START

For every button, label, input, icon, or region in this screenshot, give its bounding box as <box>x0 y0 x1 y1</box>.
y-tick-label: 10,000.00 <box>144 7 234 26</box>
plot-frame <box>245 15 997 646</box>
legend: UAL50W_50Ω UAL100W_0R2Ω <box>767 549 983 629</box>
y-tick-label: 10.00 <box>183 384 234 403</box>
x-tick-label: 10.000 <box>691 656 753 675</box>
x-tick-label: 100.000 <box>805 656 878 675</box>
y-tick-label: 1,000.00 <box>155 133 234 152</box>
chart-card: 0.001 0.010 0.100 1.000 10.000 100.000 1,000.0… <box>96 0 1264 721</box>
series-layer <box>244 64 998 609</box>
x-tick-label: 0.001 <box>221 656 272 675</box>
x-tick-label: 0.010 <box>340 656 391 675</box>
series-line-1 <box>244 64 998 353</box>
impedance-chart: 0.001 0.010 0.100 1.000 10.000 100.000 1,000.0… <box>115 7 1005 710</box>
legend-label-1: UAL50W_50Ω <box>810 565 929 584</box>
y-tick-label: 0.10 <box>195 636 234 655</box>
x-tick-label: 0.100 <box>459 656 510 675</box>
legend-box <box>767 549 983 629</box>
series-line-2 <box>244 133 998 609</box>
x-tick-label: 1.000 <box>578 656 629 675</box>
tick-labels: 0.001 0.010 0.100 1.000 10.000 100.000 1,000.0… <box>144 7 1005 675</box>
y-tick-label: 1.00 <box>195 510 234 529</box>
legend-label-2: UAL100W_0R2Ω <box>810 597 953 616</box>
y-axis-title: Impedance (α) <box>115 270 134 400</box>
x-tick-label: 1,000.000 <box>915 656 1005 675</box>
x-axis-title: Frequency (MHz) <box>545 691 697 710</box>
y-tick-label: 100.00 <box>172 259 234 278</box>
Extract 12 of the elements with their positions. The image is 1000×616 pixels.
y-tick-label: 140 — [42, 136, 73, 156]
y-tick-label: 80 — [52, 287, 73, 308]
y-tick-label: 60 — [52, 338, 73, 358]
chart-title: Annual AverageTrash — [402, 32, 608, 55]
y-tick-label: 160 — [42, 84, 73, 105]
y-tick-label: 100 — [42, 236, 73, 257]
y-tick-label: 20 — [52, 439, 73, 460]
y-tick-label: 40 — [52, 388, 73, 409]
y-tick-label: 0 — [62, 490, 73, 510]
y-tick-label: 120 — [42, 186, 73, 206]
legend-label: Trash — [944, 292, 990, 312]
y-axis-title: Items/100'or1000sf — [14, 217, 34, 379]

END

Job: Arrange every line of the entries above as a Markdown table with the columns "Row" and "Entry line", numbering the rows in order and omitting any blank lines.

Worked answer:
| Row | Entry line |
|---|---|
| 1 | For every button, label, input, icon, or region in this screenshot, give its bounding box as <box>x0 y0 x1 y1</box>. |
| 2 | y-tick-label: 10,000.00 <box>144 7 234 26</box> |
| 3 | plot-frame <box>245 15 997 646</box> |
| 4 | legend: UAL50W_50Ω UAL100W_0R2Ω <box>767 549 983 629</box> |
| 5 | y-tick-label: 10.00 <box>183 384 234 403</box> |
| 6 | x-tick-label: 10.000 <box>691 656 753 675</box> |
| 7 | x-tick-label: 100.000 <box>805 656 878 675</box> |
| 8 | y-tick-label: 1,000.00 <box>155 133 234 152</box> |
| 9 | chart-card: 0.001 0.010 0.100 1.000 10.000 100.000 1,000.0… <box>96 0 1264 721</box> |
| 10 | series-layer <box>244 64 998 609</box> |
| 11 | x-tick-label: 0.001 <box>221 656 272 675</box> |
| 12 | x-tick-label: 0.010 <box>340 656 391 675</box> |
| 13 | series-line-1 <box>244 64 998 353</box> |
| 14 | impedance-chart: 0.001 0.010 0.100 1.000 10.000 100.000 1,000.0… <box>115 7 1005 710</box> |
| 15 | legend-label-1: UAL50W_50Ω <box>810 565 929 584</box> |
| 16 | y-tick-label: 0.10 <box>195 636 234 655</box> |
| 17 | x-tick-label: 0.100 <box>459 656 510 675</box> |
| 18 | legend-box <box>767 549 983 629</box> |
| 19 | series-line-2 <box>244 133 998 609</box> |
| 20 | x-tick-label: 1.000 <box>578 656 629 675</box> |
| 21 | tick-labels: 0.001 0.010 0.100 1.000 10.000 100.000 1,000.0… <box>144 7 1005 675</box> |
| 22 | y-tick-label: 1.00 <box>195 510 234 529</box> |
| 23 | legend-label-2: UAL100W_0R2Ω <box>810 597 953 616</box> |
| 24 | y-axis-title: Impedance (α) <box>115 270 134 400</box> |
| 25 | x-tick-label: 1,000.000 <box>915 656 1005 675</box> |
| 26 | x-axis-title: Frequency (MHz) <box>545 691 697 710</box> |
| 27 | y-tick-label: 100.00 <box>172 259 234 278</box> |
| 28 | Extract 12 of the elements with their positions. The image is 1000×616 pixels. |
| 29 | y-tick-label: 140 — [42, 136, 73, 156] |
| 30 | y-tick-label: 80 — [52, 287, 73, 308] |
| 31 | y-tick-label: 60 — [52, 338, 73, 358] |
| 32 | chart-title: Annual AverageTrash — [402, 32, 608, 55] |
| 33 | y-tick-label: 160 — [42, 84, 73, 105] |
| 34 | y-tick-label: 100 — [42, 236, 73, 257] |
| 35 | y-tick-label: 20 — [52, 439, 73, 460] |
| 36 | y-tick-label: 40 — [52, 388, 73, 409] |
| 37 | y-tick-label: 0 — [62, 490, 73, 510] |
| 38 | y-tick-label: 120 — [42, 186, 73, 206] |
| 39 | legend-label: Trash — [944, 292, 990, 312] |
| 40 | y-axis-title: Items/100'or1000sf — [14, 217, 34, 379] |